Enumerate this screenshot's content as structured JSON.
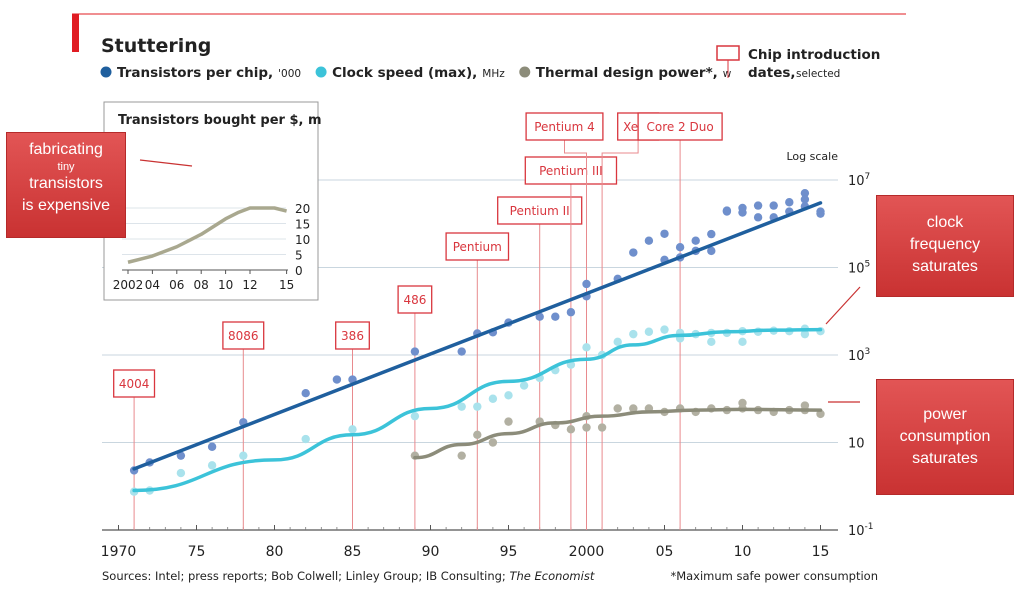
{
  "chart_data": {
    "type": "scatter",
    "title": "Stuttering",
    "yscale": "log",
    "scale_label": "Log scale",
    "x_ticks": [
      "1970",
      "75",
      "80",
      "85",
      "90",
      "95",
      "2000",
      "05",
      "10",
      "15"
    ],
    "y_ticks": [
      "10^7",
      "10^5",
      "10^3",
      "10",
      "10^-1"
    ],
    "legend": [
      {
        "name": "Transistors per chip,",
        "unit": "'000",
        "color": "#1f5f9e"
      },
      {
        "name": "Clock speed (max),",
        "unit": "MHz",
        "color": "#3cc3d9"
      },
      {
        "name": "Thermal design power*,",
        "unit": "w",
        "color": "#8c8c7a"
      }
    ],
    "legend_box": {
      "line1": "Chip introduction",
      "line2": "dates,",
      "line2_small": "selected"
    },
    "chips": [
      {
        "name": "4004",
        "year": 1971
      },
      {
        "name": "8086",
        "year": 1978
      },
      {
        "name": "386",
        "year": 1985
      },
      {
        "name": "486",
        "year": 1989
      },
      {
        "name": "Pentium",
        "year": 1993
      },
      {
        "name": "Pentium II",
        "year": 1997
      },
      {
        "name": "Pentium III",
        "year": 1999
      },
      {
        "name": "Pentium 4",
        "year": 2000
      },
      {
        "name": "Xeon",
        "year": 2001
      },
      {
        "name": "Core 2 Duo",
        "year": 2006
      }
    ],
    "series": [
      {
        "name": "Transistors per chip ('000)",
        "color": "#1f5f9e",
        "dot": "#6f8fcc",
        "points": [
          [
            1971,
            2.3
          ],
          [
            1972,
            3.5
          ],
          [
            1974,
            5
          ],
          [
            1976,
            8
          ],
          [
            1978,
            29
          ],
          [
            1982,
            134
          ],
          [
            1984,
            275
          ],
          [
            1985,
            275
          ],
          [
            1989,
            1200
          ],
          [
            1992,
            1200
          ],
          [
            1993,
            3100
          ],
          [
            1994,
            3300
          ],
          [
            1995,
            5500
          ],
          [
            1997,
            7500
          ],
          [
            1998,
            7500
          ],
          [
            1999,
            9500
          ],
          [
            2000,
            42000
          ],
          [
            2000,
            22000
          ],
          [
            2002,
            55000
          ],
          [
            2003,
            220000
          ],
          [
            2004,
            410000
          ],
          [
            2005,
            590000
          ],
          [
            2005,
            150000
          ],
          [
            2006,
            291000
          ],
          [
            2006,
            170000
          ],
          [
            2007,
            410000
          ],
          [
            2007,
            240000
          ],
          [
            2008,
            240000
          ],
          [
            2008,
            580000
          ],
          [
            2009,
            1900000
          ],
          [
            2009,
            2000000
          ],
          [
            2010,
            2300000
          ],
          [
            2010,
            1800000
          ],
          [
            2011,
            2600000
          ],
          [
            2011,
            1400000
          ],
          [
            2012,
            2600000
          ],
          [
            2012,
            1400000
          ],
          [
            2013,
            3100000
          ],
          [
            2013,
            1900000
          ],
          [
            2014,
            5000000
          ],
          [
            2014,
            2500000
          ],
          [
            2014,
            3600000
          ],
          [
            2015,
            1900000
          ],
          [
            2015,
            1700000
          ]
        ],
        "trend": [
          [
            1971,
            2.5
          ],
          [
            2015,
            3000000
          ]
        ]
      },
      {
        "name": "Clock speed (max) (MHz)",
        "color": "#3cc3d9",
        "dot": "#a9e2ec",
        "points": [
          [
            1971,
            0.75
          ],
          [
            1972,
            0.8
          ],
          [
            1974,
            2
          ],
          [
            1976,
            3
          ],
          [
            1978,
            5
          ],
          [
            1982,
            12
          ],
          [
            1985,
            20
          ],
          [
            1989,
            40
          ],
          [
            1992,
            66
          ],
          [
            1993,
            66
          ],
          [
            1994,
            100
          ],
          [
            1995,
            120
          ],
          [
            1996,
            200
          ],
          [
            1997,
            300
          ],
          [
            1998,
            450
          ],
          [
            1999,
            600
          ],
          [
            2000,
            1500
          ],
          [
            2001,
            1000
          ],
          [
            2002,
            2000
          ],
          [
            2003,
            3000
          ],
          [
            2004,
            3400
          ],
          [
            2005,
            3800
          ],
          [
            2006,
            3200
          ],
          [
            2006,
            2400
          ],
          [
            2007,
            3000
          ],
          [
            2008,
            3200
          ],
          [
            2008,
            2000
          ],
          [
            2009,
            3200
          ],
          [
            2010,
            3500
          ],
          [
            2010,
            2000
          ],
          [
            2011,
            3400
          ],
          [
            2012,
            3600
          ],
          [
            2013,
            3500
          ],
          [
            2014,
            4000
          ],
          [
            2014,
            3000
          ],
          [
            2015,
            3500
          ]
        ],
        "trend": [
          [
            1971,
            0.8
          ],
          [
            1980,
            4
          ],
          [
            1985,
            15
          ],
          [
            1990,
            60
          ],
          [
            1995,
            250
          ],
          [
            2000,
            800
          ],
          [
            2003,
            1700
          ],
          [
            2006,
            2800
          ],
          [
            2009,
            3400
          ],
          [
            2012,
            3700
          ],
          [
            2015,
            3800
          ]
        ]
      },
      {
        "name": "Thermal design power (w)",
        "color": "#8c8c7a",
        "dot": "#b2b0a2",
        "points": [
          [
            1989,
            5
          ],
          [
            1992,
            5
          ],
          [
            1993,
            15
          ],
          [
            1994,
            10
          ],
          [
            1995,
            30
          ],
          [
            1997,
            30
          ],
          [
            1998,
            25
          ],
          [
            1999,
            20
          ],
          [
            2000,
            40
          ],
          [
            2000,
            22
          ],
          [
            2001,
            22
          ],
          [
            2002,
            60
          ],
          [
            2003,
            60
          ],
          [
            2004,
            60
          ],
          [
            2005,
            50
          ],
          [
            2006,
            60
          ],
          [
            2007,
            50
          ],
          [
            2008,
            60
          ],
          [
            2009,
            55
          ],
          [
            2010,
            80
          ],
          [
            2010,
            60
          ],
          [
            2011,
            55
          ],
          [
            2012,
            50
          ],
          [
            2013,
            55
          ],
          [
            2014,
            70
          ],
          [
            2014,
            55
          ],
          [
            2015,
            45
          ]
        ],
        "trend": [
          [
            1989,
            4.5
          ],
          [
            1992,
            9
          ],
          [
            1995,
            16
          ],
          [
            1998,
            28
          ],
          [
            2001,
            40
          ],
          [
            2004,
            50
          ],
          [
            2007,
            55
          ],
          [
            2010,
            57
          ],
          [
            2015,
            55
          ]
        ]
      }
    ],
    "inset": {
      "title": "Transistors bought per $, m",
      "x_ticks": [
        "2002",
        "04",
        "06",
        "08",
        "10",
        "12",
        "15"
      ],
      "y_ticks": [
        "0",
        "5",
        "10",
        "15",
        "20"
      ],
      "line": [
        [
          2002,
          2.5
        ],
        [
          2003,
          3.5
        ],
        [
          2004,
          4.5
        ],
        [
          2005,
          6
        ],
        [
          2006,
          7.5
        ],
        [
          2007,
          9.5
        ],
        [
          2008,
          11.5
        ],
        [
          2009,
          14
        ],
        [
          2010,
          16.5
        ],
        [
          2011,
          18.5
        ],
        [
          2012,
          20
        ],
        [
          2013,
          20
        ],
        [
          2014,
          20
        ],
        [
          2015,
          19
        ]
      ]
    },
    "footer_sources_prefix": "Sources: Intel; press reports; Bob Colwell; Linley Group; IB Consulting; ",
    "footer_sources_italic": "The Economist",
    "footer_note": "*Maximum safe power consumption"
  },
  "callouts": {
    "left_line1": "fabricating",
    "left_small": "tiny",
    "left_line2": "transistors",
    "left_line3": "is expensive",
    "clock": [
      "clock",
      "frequency",
      "saturates"
    ],
    "power": [
      "power",
      "consumption",
      "saturates"
    ]
  },
  "colors": {
    "accent_red": "#e01c23",
    "chip_box": "#d9363e"
  }
}
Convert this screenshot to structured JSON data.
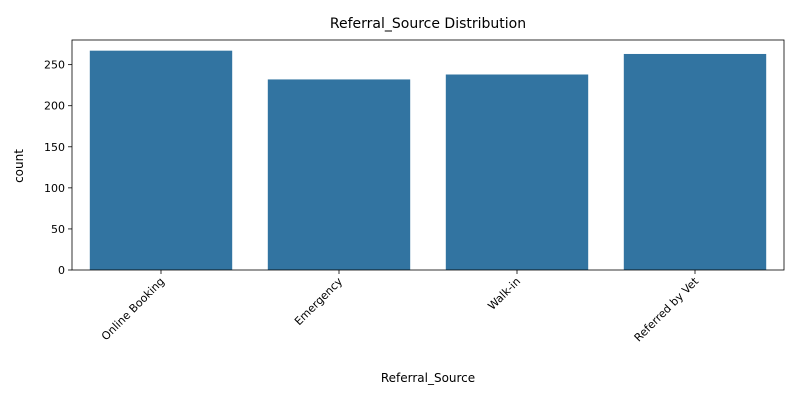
{
  "chart_data": {
    "type": "bar",
    "title": "Referral_Source Distribution",
    "xlabel": "Referral_Source",
    "ylabel": "count",
    "categories": [
      "Online Booking",
      "Emergency",
      "Walk-in",
      "Referred by Vet"
    ],
    "values": [
      267,
      232,
      238,
      263
    ],
    "ylim": [
      0,
      280
    ],
    "yticks": [
      0,
      50,
      100,
      150,
      200,
      250
    ],
    "xtick_rotation_deg": 45,
    "grid": false,
    "legend": "none",
    "bar_color": "#3274a1"
  }
}
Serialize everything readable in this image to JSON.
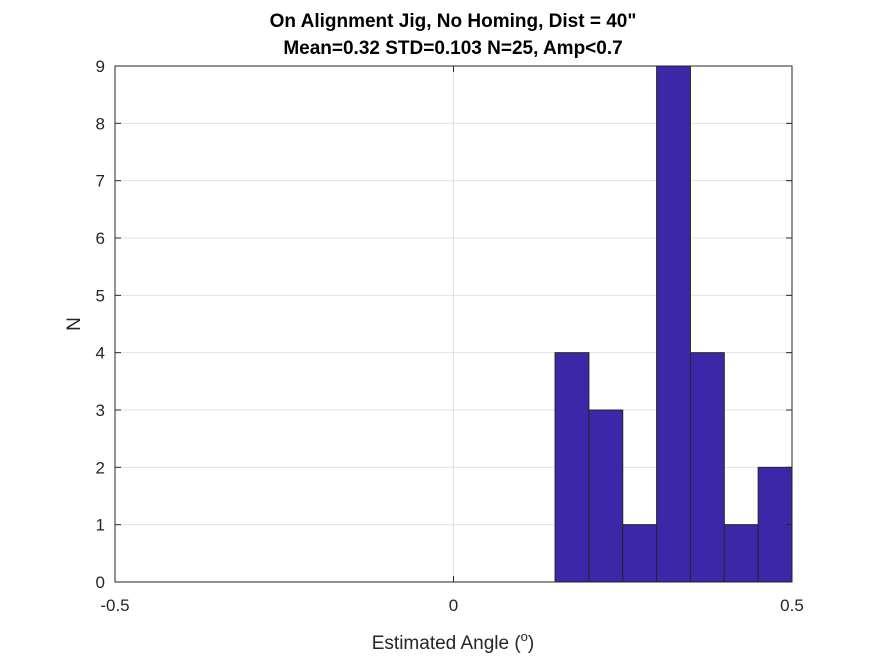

Requirements: Copy each line of the entries that includes the word "screenshot".

Full output:
Enumerate this screenshot's content as structured JSON.
Convert this screenshot to structured JSON data.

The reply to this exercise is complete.